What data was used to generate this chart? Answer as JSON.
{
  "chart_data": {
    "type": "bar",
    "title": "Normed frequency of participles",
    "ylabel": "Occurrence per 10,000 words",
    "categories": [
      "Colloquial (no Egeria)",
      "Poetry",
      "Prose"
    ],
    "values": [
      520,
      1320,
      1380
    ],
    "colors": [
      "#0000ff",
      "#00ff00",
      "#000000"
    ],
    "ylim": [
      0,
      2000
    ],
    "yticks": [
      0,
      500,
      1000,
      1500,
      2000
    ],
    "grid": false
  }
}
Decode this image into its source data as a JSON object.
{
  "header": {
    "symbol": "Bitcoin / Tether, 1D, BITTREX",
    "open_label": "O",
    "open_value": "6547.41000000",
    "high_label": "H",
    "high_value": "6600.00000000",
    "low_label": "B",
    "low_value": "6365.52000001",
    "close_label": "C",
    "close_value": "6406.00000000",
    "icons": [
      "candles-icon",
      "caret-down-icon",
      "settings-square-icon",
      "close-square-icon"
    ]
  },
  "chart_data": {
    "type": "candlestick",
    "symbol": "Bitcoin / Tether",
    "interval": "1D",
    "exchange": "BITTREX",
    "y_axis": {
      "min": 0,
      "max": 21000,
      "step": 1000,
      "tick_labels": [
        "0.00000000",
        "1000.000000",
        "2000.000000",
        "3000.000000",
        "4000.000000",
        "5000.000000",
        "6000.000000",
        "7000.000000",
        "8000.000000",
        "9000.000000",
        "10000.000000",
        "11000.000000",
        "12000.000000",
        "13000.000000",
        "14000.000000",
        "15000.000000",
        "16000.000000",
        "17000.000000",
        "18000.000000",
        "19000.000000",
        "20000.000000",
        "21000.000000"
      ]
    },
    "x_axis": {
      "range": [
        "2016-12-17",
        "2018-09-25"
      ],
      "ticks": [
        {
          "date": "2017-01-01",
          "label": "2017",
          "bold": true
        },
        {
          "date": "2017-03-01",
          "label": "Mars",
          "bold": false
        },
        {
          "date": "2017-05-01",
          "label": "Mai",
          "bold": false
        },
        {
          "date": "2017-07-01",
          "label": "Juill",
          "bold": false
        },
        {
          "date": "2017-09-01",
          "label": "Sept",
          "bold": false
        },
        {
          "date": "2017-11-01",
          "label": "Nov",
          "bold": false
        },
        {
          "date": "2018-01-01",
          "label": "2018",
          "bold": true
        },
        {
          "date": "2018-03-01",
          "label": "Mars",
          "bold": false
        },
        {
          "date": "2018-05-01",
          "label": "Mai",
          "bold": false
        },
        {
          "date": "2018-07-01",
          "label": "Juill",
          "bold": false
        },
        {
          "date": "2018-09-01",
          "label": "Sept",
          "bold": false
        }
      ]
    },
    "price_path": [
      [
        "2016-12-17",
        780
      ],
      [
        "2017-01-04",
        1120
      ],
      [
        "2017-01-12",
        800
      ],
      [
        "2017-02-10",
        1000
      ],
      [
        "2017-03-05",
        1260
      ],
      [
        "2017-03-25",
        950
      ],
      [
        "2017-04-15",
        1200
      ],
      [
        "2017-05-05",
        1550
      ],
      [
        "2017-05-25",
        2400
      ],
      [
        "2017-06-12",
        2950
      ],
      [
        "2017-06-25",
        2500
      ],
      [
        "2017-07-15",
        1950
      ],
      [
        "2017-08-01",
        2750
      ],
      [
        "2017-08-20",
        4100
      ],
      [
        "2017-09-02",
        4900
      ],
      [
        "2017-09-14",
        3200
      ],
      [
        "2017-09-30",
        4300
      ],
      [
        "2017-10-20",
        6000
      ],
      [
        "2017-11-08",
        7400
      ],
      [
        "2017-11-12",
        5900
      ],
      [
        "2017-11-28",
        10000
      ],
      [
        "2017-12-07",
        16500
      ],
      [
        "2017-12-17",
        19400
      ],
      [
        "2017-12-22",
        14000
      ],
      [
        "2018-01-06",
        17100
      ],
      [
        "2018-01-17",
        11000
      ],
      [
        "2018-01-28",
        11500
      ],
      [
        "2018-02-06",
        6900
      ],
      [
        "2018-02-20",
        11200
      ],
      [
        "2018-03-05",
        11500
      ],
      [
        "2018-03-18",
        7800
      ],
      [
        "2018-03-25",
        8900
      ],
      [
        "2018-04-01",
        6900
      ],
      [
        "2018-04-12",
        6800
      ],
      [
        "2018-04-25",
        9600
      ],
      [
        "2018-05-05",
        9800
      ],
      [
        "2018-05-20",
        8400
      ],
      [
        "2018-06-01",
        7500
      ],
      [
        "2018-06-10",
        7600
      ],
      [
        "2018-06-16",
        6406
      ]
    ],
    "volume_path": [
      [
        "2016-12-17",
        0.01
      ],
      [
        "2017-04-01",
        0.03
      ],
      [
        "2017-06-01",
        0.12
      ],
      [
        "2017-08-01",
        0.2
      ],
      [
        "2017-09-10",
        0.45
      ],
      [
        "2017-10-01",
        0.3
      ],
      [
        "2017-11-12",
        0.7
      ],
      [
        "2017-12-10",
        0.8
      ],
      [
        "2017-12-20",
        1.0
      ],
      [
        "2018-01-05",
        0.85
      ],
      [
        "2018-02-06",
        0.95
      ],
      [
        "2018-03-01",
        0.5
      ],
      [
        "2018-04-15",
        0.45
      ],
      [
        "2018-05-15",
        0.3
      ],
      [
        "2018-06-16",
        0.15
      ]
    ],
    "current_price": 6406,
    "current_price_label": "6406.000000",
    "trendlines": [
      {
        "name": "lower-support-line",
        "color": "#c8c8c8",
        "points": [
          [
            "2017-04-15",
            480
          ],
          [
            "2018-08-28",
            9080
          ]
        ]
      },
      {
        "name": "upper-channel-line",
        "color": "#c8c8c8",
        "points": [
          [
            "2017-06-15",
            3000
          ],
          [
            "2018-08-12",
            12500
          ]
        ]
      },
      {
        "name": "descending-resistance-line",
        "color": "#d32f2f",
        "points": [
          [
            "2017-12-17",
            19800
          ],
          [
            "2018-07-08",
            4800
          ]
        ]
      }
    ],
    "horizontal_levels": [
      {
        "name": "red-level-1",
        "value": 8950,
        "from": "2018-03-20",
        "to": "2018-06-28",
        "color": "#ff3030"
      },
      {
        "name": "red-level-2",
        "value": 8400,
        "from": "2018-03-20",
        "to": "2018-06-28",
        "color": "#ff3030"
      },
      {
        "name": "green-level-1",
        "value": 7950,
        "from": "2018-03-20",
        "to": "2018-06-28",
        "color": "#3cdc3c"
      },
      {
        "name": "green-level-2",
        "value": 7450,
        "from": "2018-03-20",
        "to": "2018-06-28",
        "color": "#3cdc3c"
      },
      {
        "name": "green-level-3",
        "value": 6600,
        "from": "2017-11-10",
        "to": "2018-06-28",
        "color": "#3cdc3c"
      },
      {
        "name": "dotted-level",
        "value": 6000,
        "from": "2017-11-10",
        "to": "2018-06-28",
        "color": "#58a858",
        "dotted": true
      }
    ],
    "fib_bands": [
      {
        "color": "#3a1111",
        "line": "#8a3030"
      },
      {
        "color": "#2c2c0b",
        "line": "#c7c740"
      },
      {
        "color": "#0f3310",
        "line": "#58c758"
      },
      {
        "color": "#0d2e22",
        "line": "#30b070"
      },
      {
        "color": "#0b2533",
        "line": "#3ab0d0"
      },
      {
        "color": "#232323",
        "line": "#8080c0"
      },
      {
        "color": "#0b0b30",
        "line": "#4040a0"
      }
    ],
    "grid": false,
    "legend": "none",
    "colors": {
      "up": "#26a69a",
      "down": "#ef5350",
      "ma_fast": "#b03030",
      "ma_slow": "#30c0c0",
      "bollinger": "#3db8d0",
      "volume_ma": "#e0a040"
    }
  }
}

==============================

- THE REQUEST
Write out every line exactly as it stands.

- ANSWER FOR THIS EXERCISE
What data was used to generate this chart? Answer as JSON.
{
  "chart_data": {
    "type": "bar",
    "title": "Normed frequency of participles",
    "ylabel": "Occurrence per 10,000 words",
    "categories": [
      "Colloquial (no Egeria)",
      "Poetry",
      "Prose"
    ],
    "values": [
      520,
      1320,
      1380
    ],
    "colors": [
      "#0000ff",
      "#00ff00",
      "#000000"
    ],
    "ylim": [
      0,
      2000
    ],
    "yticks": [
      0,
      500,
      1000,
      1500,
      2000
    ],
    "grid": false
  }
}
Decode this image into its source data as a JSON object.
{
  "header": {
    "symbol": "Bitcoin / Tether, 1D, BITTREX",
    "open_label": "O",
    "open_value": "6547.41000000",
    "high_label": "H",
    "high_value": "6600.00000000",
    "low_label": "B",
    "low_value": "6365.52000001",
    "close_label": "C",
    "close_value": "6406.00000000",
    "icons": [
      "candles-icon",
      "caret-down-icon",
      "settings-square-icon",
      "close-square-icon"
    ]
  },
  "chart_data": {
    "type": "candlestick",
    "symbol": "Bitcoin / Tether",
    "interval": "1D",
    "exchange": "BITTREX",
    "y_axis": {
      "min": 0,
      "max": 21000,
      "step": 1000,
      "tick_labels": [
        "0.00000000",
        "1000.000000",
        "2000.000000",
        "3000.000000",
        "4000.000000",
        "5000.000000",
        "6000.000000",
        "7000.000000",
        "8000.000000",
        "9000.000000",
        "10000.000000",
        "11000.000000",
        "12000.000000",
        "13000.000000",
        "14000.000000",
        "15000.000000",
        "16000.000000",
        "17000.000000",
        "18000.000000",
        "19000.000000",
        "20000.000000",
        "21000.000000"
      ]
    },
    "x_axis": {
      "range": [
        "2016-12-17",
        "2018-09-25"
      ],
      "ticks": [
        {
          "date": "2017-01-01",
          "label": "2017",
          "bold": true
        },
        {
          "date": "2017-03-01",
          "label": "Mars",
          "bold": false
        },
        {
          "date": "2017-05-01",
          "label": "Mai",
          "bold": false
        },
        {
          "date": "2017-07-01",
          "label": "Juill",
          "bold": false
        },
        {
          "date": "2017-09-01",
          "label": "Sept",
          "bold": false
        },
        {
          "date": "2017-11-01",
          "label": "Nov",
          "bold": false
        },
        {
          "date": "2018-01-01",
          "label": "2018",
          "bold": true
        },
        {
          "date": "2018-03-01",
          "label": "Mars",
          "bold": false
        },
        {
          "date": "2018-05-01",
          "label": "Mai",
          "bold": false
        },
        {
          "date": "2018-07-01",
          "label": "Juill",
          "bold": false
        },
        {
          "date": "2018-09-01",
          "label": "Sept",
          "bold": false
        }
      ]
    },
    "price_path": [
      [
        "2016-12-17",
        780
      ],
      [
        "2017-01-04",
        1120
      ],
      [
        "2017-01-12",
        800
      ],
      [
        "2017-02-10",
        1000
      ],
      [
        "2017-03-05",
        1260
      ],
      [
        "2017-03-25",
        950
      ],
      [
        "2017-04-15",
        1200
      ],
      [
        "2017-05-05",
        1550
      ],
      [
        "2017-05-25",
        2400
      ],
      [
        "2017-06-12",
        2950
      ],
      [
        "2017-06-25",
        2500
      ],
      [
        "2017-07-15",
        1950
      ],
      [
        "2017-08-01",
        2750
      ],
      [
        "2017-08-20",
        4100
      ],
      [
        "2017-09-02",
        4900
      ],
      [
        "2017-09-14",
        3200
      ],
      [
        "2017-09-30",
        4300
      ],
      [
        "2017-10-20",
        6000
      ],
      [
        "2017-11-08",
        7400
      ],
      [
        "2017-11-12",
        5900
      ],
      [
        "2017-11-28",
        10000
      ],
      [
        "2017-12-07",
        16500
      ],
      [
        "2017-12-17",
        19400
      ],
      [
        "2017-12-22",
        14000
      ],
      [
        "2018-01-06",
        17100
      ],
      [
        "2018-01-17",
        11000
      ],
      [
        "2018-01-28",
        11500
      ],
      [
        "2018-02-06",
        6900
      ],
      [
        "2018-02-20",
        11200
      ],
      [
        "2018-03-05",
        11500
      ],
      [
        "2018-03-18",
        7800
      ],
      [
        "2018-03-25",
        8900
      ],
      [
        "2018-04-01",
        6900
      ],
      [
        "2018-04-12",
        6800
      ],
      [
        "2018-04-25",
        9600
      ],
      [
        "2018-05-05",
        9800
      ],
      [
        "2018-05-20",
        8400
      ],
      [
        "2018-06-01",
        7500
      ],
      [
        "2018-06-10",
        7600
      ],
      [
        "2018-06-16",
        6406
      ]
    ],
    "volume_path": [
      [
        "2016-12-17",
        0.01
      ],
      [
        "2017-04-01",
        0.03
      ],
      [
        "2017-06-01",
        0.12
      ],
      [
        "2017-08-01",
        0.2
      ],
      [
        "2017-09-10",
        0.45
      ],
      [
        "2017-10-01",
        0.3
      ],
      [
        "2017-11-12",
        0.7
      ],
      [
        "2017-12-10",
        0.8
      ],
      [
        "2017-12-20",
        1.0
      ],
      [
        "2018-01-05",
        0.85
      ],
      [
        "2018-02-06",
        0.95
      ],
      [
        "2018-03-01",
        0.5
      ],
      [
        "2018-04-15",
        0.45
      ],
      [
        "2018-05-15",
        0.3
      ],
      [
        "2018-06-16",
        0.15
      ]
    ],
    "current_price": 6406,
    "current_price_label": "6406.000000",
    "trendlines": [
      {
        "name": "lower-support-line",
        "color": "#c8c8c8",
        "points": [
          [
            "2017-04-15",
            480
          ],
          [
            "2018-08-28",
            9080
          ]
        ]
      },
      {
        "name": "upper-channel-line",
        "color": "#c8c8c8",
        "points": [
          [
            "2017-06-15",
            3000
          ],
          [
            "2018-08-12",
            12500
          ]
        ]
      },
      {
        "name": "descending-resistance-line",
        "color": "#d32f2f",
        "points": [
          [
            "2017-12-17",
            19800
          ],
          [
            "2018-07-08",
            4800
          ]
        ]
      }
    ],
    "horizontal_levels": [
      {
        "name": "red-level-1",
        "value": 8950,
        "from": "2018-03-20",
        "to": "2018-06-28",
        "color": "#ff3030"
      },
      {
        "name": "red-level-2",
        "value": 8400,
        "from": "2018-03-20",
        "to": "2018-06-28",
        "color": "#ff3030"
      },
      {
        "name": "green-level-1",
        "value": 7950,
        "from": "2018-03-20",
        "to": "2018-06-28",
        "color": "#3cdc3c"
      },
      {
        "name": "green-level-2",
        "value": 7450,
        "from": "2018-03-20",
        "to": "2018-06-28",
        "color": "#3cdc3c"
      },
      {
        "name": "green-level-3",
        "value": 6600,
        "from": "2017-11-10",
        "to": "2018-06-28",
        "color": "#3cdc3c"
      },
      {
        "name": "dotted-level",
        "value": 6000,
        "from": "2017-11-10",
        "to": "2018-06-28",
        "color": "#58a858",
        "dotted": true
      }
    ],
    "fib_bands": [
      {
        "color": "#3a1111",
        "line": "#8a3030"
      },
      {
        "color": "#2c2c0b",
        "line": "#c7c740"
      },
      {
        "color": "#0f3310",
        "line": "#58c758"
      },
      {
        "color": "#0d2e22",
        "line": "#30b070"
      },
      {
        "color": "#0b2533",
        "line": "#3ab0d0"
      },
      {
        "color": "#232323",
        "line": "#8080c0"
      },
      {
        "color": "#0b0b30",
        "line": "#4040a0"
      }
    ],
    "grid": false,
    "legend": "none",
    "colors": {
      "up": "#26a69a",
      "down": "#ef5350",
      "ma_fast": "#b03030",
      "ma_slow": "#30c0c0",
      "bollinger": "#3db8d0",
      "volume_ma": "#e0a040"
    }
  }
}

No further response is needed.